[Data listing]

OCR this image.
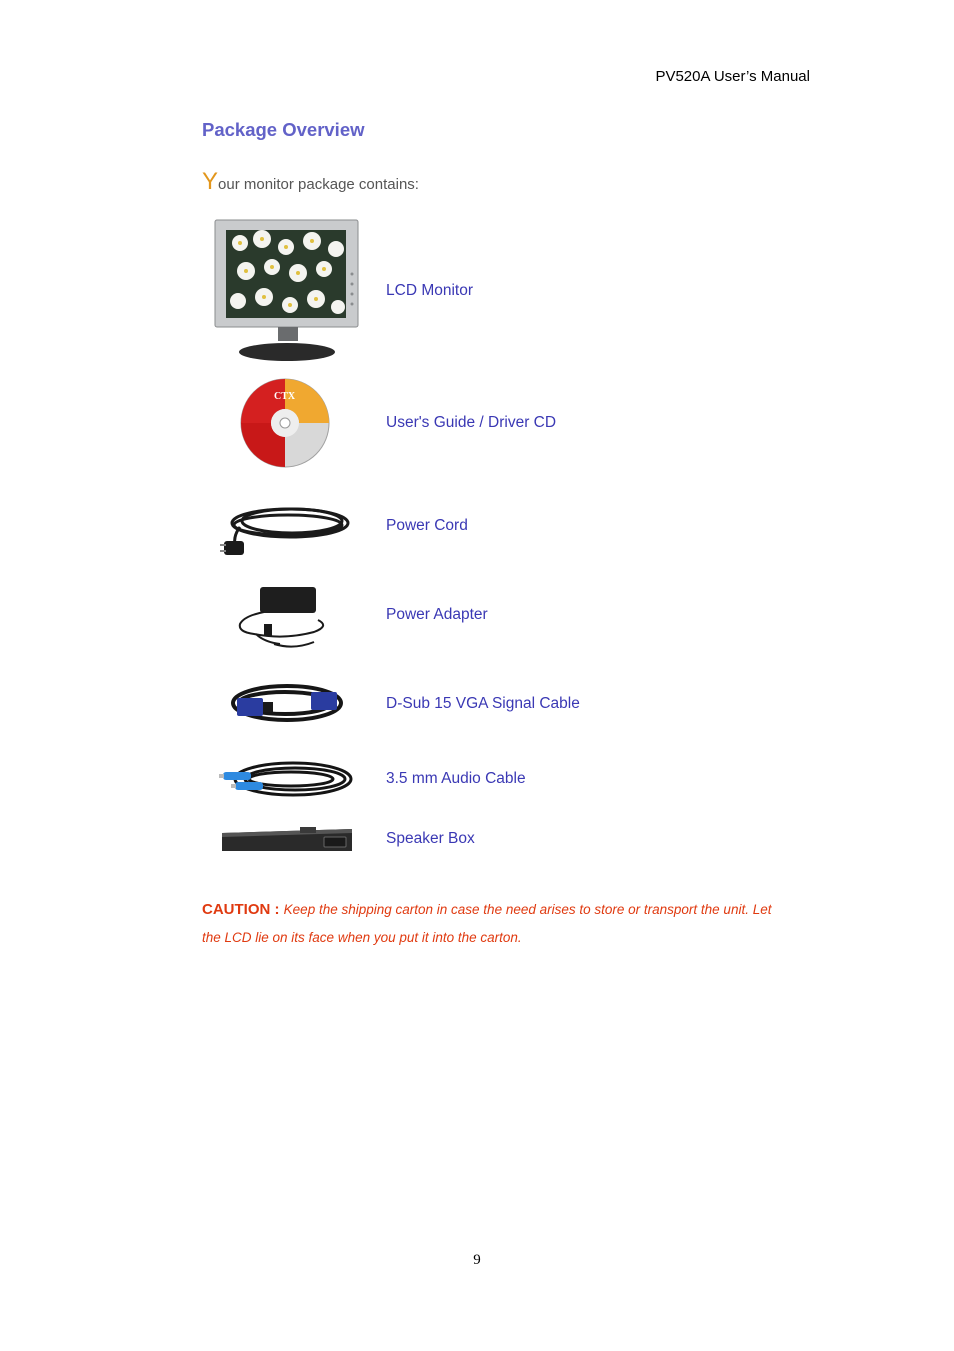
PV520A User’s Manual
Package Overview
Your monitor package contains:
LCD Monitor
CTX
User's Guide / Driver CD
Power Cord
Power Adapter
D-Sub 15 VGA Signal Cable
3.5 mm Audio Cable
Speaker Box
CAUTION : Keep the shipping carton in case the need arises to store or transport the unit. Let the LCD lie on its face when you put it into the carton.
9
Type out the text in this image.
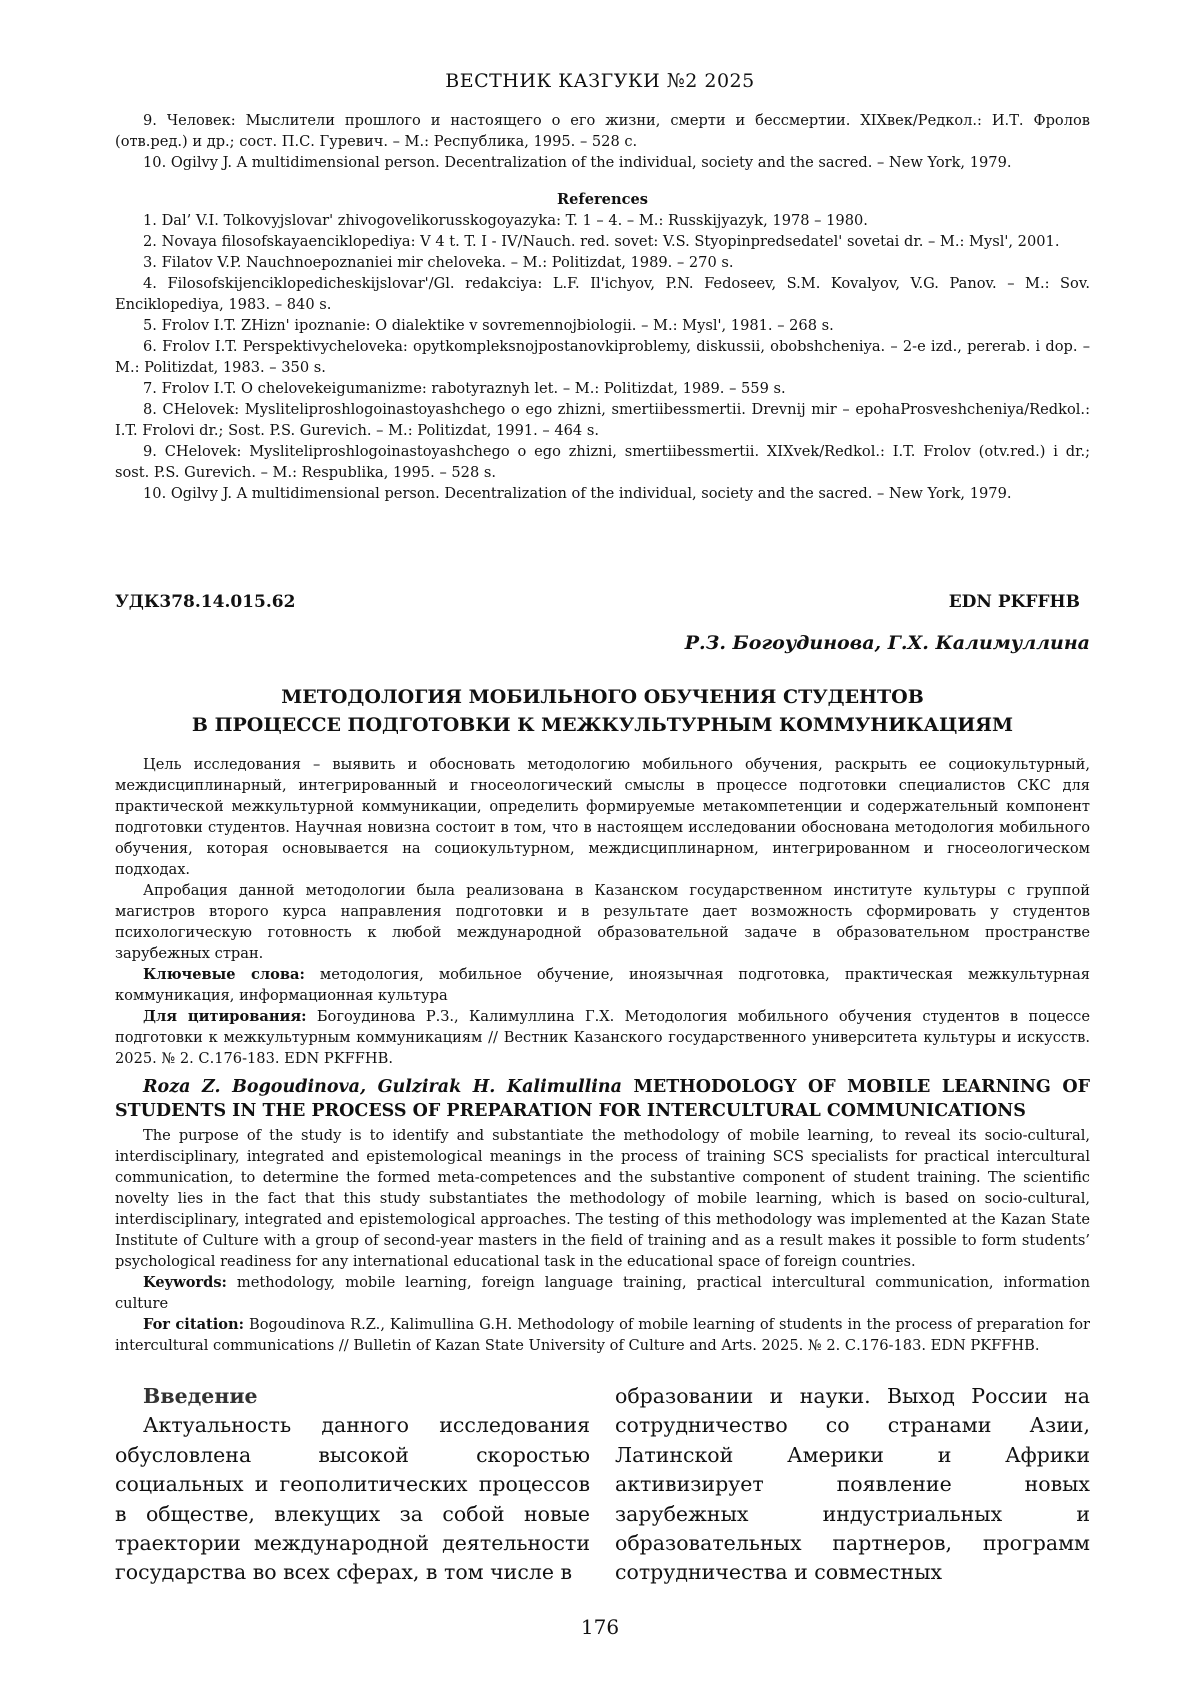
ВЕСТНИК КАЗГУКИ №2 2025

9. Человек: Мыслители прошлого и настоящего о его жизни, смерти и бессмертии. XIXвек/Редкол.: И.Т. Фролов (отв.ред.) и др.; сост. П.С. Гуревич. – М.: Республика, 1995. – 528 с.

10. Ogilvy J. A multidimensional person. Decentralization of the individual, society and the sacred. – New York, 1979.

References

1. Dal’ V.I. Tolkovyjslovar' zhivogovelikorusskogoyazyka: T. 1 – 4. – M.: Russkijyazyk, 1978 – 1980.

2. Novaya filosofskayaenciklopediya: V 4 t. T. I - IV/Nauch. red. sovet: V.S. Styopinpredsedatel' sovetai dr. – M.: Mysl', 2001.

3. Filatov V.P. Nauchnoepoznaniei mir cheloveka. – M.: Politizdat, 1989. – 270 s.

4. Filosofskijenciklopedicheskijslovar'/Gl. redakciya: L.F. Il'ichyov, P.N. Fedoseev, S.M. Kovalyov, V.G. Panov. – M.: Sov. Enciklopediya, 1983. – 840 s.

5. Frolov I.T. ZHizn' ipoznanie: O dialektike v sovremennojbiologii. – M.: Mysl', 1981. – 268 s.

6. Frolov I.T. Perspektivycheloveka: opytkompleksnojpostanovkiproblemy, diskussii, obobshcheniya. – 2-e izd., pererab. i dop. – M.: Politizdat, 1983. – 350 s.

7. Frolov I.T. O chelovekeigumanizme: rabotyraznyh let. – M.: Politizdat, 1989. – 559 s.

8. CHelovek: Mysliteliproshlogoinastoyashchego o ego zhizni, smertiibessmertii. Drevnij mir – epohaProsveshcheniya/Redkol.: I.T. Frolovi dr.; Sost. P.S. Gurevich. – M.: Politizdat, 1991. – 464 s.

9. CHelovek: Mysliteliproshlogoinastoyashchego o ego zhizni, smertiibessmertii. XIXvek/Redkol.: I.T. Frolov (otv.red.) i dr.; sost. P.S. Gurevich. – M.: Respublika, 1995. – 528 s.

10. Ogilvy J. A multidimensional person. Decentralization of the individual, society and the sacred. – New York, 1979.

УДК378.14.015.62	EDN PKFFHB
Р.З. Богоудинова, Г.Х. Калимуллина
МЕТОДОЛОГИЯ МОБИЛЬНОГО ОБУЧЕНИЯ СТУДЕНТОВ
В ПРОЦЕССЕ ПОДГОТОВКИ К МЕЖКУЛЬТУРНЫМ КОММУНИКАЦИЯМ

Цель исследования – выявить и обосновать методологию мобильного обучения, раскрыть ее социокультурный, междисциплинарный, интегрированный и гносеологический смыслы в процессе подготовки специалистов СКС для практической межкультурной коммуникации, определить формируемые метакомпетенции и содержательный компонент подготовки студентов. Научная новизна состоит в том, что в настоящем исследовании обоснована методология мобильного обучения, которая основывается на социокультурном, междисциплинарном, интегрированном и гносеологическом подходах.

Апробация данной методологии была реализована в Казанском государственном институте культуры с группой магистров второго курса направления подготовки и в результате дает возможность сформировать у студентов психологическую готовность к любой международной образовательной задаче в образовательном пространстве зарубежных стран.

Ключевые слова: методология, мобильное обучение, иноязычная подготовка, практическая межкультурная коммуникация, информационная культура

Для цитирования: Богоудинова Р.З., Калимуллина Г.Х. Методология мобильного обучения студентов в поцессе подготовки к межкультурным коммуникациям // Вестник Казанского государственного университета культуры и искусств. 2025. № 2. С.176-183. EDN PKFFHB.

Roza Z. Bogoudinova, Gulzirak H. Kalimullina METHODOLOGY OF MOBILE LEARNING OF STUDENTS IN THE PROCESS OF PREPARATION FOR INTERCULTURAL COMMUNICATIONS

The purpose of the study is to identify and substantiate the methodology of mobile learning, to reveal its socio-cultural, interdisciplinary, integrated and epistemological meanings in the process of training SCS specialists for practical intercultural communication, to determine the formed meta-competences and the substantive component of student training. The scientific novelty lies in the fact that this study substantiates the methodology of mobile learning, which is based on socio-cultural, interdisciplinary, integrated and epistemological approaches. The testing of this methodology was implemented at the Kazan State Institute of Culture with a group of second-year masters in the field of training and as a result makes it possible to form students’ psychological readiness for any international educational task in the educational space of foreign countries.

Keywords: methodology, mobile learning, foreign language training, practical intercultural communication, information culture

For citation: Bogoudinova R.Z., Kalimullina G.H. Methodology of mobile learning of students in the process of preparation for intercultural communications // Bulletin of Kazan State University of Culture and Arts. 2025. № 2. С.176-183. EDN PKFFHB.

Введение

Актуальность данного исследования обусловлена высокой скоростью социальных и геополитических процессов в обществе, влекущих за собой новые траектории международной деятельности государства во всех сферах, в том числе в

образовании и науки. Выход России на сотрудничество со странами Азии, Латинской Америки и Африки активизирует появление новых зарубежных индустриальных и образовательных партнеров, программ сотрудничества и совместных

176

▸ INSTRUCTIONS TO FOLLOW: Among the lines of the material above, how many include the string "Cable"? Report only that number.

▸ WORKED SOLUTION: 2